## REQUIRED WORK
Identify the lines that contain the word "this", then copy them.

────────────────────

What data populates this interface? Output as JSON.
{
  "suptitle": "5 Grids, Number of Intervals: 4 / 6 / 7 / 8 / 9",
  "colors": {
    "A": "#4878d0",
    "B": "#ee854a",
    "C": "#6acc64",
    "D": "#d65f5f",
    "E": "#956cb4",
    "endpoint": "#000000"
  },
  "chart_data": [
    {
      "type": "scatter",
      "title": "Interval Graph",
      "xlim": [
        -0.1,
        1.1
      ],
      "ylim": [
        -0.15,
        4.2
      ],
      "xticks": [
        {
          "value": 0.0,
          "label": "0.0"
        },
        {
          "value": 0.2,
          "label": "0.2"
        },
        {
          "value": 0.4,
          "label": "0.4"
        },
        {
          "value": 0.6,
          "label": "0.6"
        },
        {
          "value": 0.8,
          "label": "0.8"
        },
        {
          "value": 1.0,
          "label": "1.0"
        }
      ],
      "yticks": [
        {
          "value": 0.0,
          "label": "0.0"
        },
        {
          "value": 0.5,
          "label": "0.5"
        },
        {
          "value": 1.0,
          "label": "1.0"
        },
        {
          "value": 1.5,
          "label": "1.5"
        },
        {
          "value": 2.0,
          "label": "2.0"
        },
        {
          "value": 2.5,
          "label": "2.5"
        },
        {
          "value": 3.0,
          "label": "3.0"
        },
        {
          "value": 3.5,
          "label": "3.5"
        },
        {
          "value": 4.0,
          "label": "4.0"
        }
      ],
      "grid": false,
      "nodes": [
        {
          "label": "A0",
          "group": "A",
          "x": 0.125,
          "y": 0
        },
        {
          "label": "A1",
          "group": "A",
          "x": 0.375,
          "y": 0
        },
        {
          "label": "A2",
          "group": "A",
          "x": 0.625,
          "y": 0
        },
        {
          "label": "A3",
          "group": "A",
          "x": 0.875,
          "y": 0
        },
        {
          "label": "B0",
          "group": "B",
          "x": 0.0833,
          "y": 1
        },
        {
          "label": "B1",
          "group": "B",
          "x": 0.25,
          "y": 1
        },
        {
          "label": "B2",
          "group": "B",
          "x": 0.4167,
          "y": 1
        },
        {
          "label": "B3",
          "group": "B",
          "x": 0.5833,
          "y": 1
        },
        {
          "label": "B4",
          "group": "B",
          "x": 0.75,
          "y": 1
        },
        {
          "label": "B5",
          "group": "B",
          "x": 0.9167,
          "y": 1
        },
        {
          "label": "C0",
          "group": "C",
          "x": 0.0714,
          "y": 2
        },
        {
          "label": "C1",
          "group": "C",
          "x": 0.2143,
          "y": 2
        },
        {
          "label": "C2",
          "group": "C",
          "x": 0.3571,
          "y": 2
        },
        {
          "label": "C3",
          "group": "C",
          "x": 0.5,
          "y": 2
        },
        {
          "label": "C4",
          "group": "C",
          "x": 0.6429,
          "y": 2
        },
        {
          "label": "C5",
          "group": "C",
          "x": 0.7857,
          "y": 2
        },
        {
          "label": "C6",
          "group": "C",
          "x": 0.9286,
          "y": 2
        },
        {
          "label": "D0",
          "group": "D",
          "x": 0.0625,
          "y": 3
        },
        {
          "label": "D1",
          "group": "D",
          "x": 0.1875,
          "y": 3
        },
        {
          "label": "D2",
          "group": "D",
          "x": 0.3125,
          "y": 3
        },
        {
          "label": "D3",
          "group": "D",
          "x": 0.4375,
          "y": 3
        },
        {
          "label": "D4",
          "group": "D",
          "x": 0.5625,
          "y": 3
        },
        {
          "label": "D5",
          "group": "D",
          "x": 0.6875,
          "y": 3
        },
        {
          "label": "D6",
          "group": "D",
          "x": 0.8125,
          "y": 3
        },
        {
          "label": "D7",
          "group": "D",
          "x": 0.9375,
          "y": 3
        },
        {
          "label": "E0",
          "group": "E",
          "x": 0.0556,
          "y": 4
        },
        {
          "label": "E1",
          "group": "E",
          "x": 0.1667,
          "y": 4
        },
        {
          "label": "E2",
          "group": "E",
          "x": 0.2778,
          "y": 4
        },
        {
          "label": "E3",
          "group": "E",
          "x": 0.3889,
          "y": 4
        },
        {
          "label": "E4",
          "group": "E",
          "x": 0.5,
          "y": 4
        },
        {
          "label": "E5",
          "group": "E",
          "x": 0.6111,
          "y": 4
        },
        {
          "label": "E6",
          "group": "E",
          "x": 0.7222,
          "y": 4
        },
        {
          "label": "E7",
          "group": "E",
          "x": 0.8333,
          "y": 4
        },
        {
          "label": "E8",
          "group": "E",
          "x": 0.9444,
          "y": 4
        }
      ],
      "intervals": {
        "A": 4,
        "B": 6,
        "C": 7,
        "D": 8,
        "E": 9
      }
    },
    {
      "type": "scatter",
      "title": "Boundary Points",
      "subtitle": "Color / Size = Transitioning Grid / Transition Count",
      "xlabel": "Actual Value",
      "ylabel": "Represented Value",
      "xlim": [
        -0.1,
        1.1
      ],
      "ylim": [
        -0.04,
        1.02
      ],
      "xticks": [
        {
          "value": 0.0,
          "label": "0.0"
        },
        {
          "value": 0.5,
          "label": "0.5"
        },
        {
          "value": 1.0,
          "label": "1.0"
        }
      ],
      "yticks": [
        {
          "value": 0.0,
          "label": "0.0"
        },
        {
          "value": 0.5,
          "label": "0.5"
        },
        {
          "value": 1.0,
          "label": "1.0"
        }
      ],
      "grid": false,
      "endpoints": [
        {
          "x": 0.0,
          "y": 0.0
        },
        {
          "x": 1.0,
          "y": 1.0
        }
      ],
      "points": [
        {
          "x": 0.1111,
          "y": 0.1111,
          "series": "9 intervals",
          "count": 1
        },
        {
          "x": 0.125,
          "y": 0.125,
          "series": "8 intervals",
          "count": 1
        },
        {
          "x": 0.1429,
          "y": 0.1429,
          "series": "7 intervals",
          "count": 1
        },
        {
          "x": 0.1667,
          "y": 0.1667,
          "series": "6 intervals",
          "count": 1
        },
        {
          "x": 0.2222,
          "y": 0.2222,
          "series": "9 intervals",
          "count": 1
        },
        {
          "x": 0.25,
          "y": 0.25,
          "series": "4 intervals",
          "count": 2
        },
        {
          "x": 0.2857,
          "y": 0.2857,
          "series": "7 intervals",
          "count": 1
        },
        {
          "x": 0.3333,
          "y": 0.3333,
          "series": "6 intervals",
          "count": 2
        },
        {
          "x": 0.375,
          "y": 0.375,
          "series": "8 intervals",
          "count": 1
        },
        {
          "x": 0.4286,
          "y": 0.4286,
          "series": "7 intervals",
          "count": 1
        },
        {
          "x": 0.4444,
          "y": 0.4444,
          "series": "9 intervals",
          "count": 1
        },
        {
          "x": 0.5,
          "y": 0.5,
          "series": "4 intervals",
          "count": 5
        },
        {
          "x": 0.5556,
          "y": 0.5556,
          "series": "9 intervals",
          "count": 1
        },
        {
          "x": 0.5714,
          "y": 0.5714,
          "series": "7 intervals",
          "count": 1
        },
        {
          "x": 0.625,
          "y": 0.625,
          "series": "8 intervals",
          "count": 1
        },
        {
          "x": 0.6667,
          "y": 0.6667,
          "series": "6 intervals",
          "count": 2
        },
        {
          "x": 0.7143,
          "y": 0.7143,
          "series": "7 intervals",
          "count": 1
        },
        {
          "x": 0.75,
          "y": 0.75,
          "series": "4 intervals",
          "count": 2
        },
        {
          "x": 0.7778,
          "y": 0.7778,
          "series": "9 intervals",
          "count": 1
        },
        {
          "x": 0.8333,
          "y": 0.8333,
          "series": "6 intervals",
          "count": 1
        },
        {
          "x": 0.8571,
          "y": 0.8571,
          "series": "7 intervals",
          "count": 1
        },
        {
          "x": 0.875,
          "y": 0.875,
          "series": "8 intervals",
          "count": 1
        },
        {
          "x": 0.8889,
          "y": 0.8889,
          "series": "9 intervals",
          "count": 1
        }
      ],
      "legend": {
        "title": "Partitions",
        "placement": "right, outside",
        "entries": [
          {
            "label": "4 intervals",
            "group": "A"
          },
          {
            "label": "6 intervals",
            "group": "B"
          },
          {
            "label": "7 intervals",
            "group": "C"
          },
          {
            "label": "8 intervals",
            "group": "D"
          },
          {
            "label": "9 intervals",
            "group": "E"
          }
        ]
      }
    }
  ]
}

────────────────────

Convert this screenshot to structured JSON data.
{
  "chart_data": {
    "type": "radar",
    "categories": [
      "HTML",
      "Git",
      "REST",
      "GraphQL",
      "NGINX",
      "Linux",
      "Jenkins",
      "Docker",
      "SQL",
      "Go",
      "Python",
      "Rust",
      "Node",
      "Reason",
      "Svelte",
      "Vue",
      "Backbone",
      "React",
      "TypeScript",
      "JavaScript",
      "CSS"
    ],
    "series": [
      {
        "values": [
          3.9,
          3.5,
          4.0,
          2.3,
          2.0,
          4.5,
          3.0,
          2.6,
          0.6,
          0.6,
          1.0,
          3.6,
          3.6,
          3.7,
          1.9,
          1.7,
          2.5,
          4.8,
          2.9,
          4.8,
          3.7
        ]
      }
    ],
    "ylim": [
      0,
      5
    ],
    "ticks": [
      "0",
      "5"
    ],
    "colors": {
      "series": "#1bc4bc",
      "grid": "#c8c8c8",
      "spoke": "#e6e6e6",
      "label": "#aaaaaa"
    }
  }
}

────────────────────

## REPLY TO THE TASK
What data populates this interface? Output as JSON.
Convert this screenshot to structured JSON data.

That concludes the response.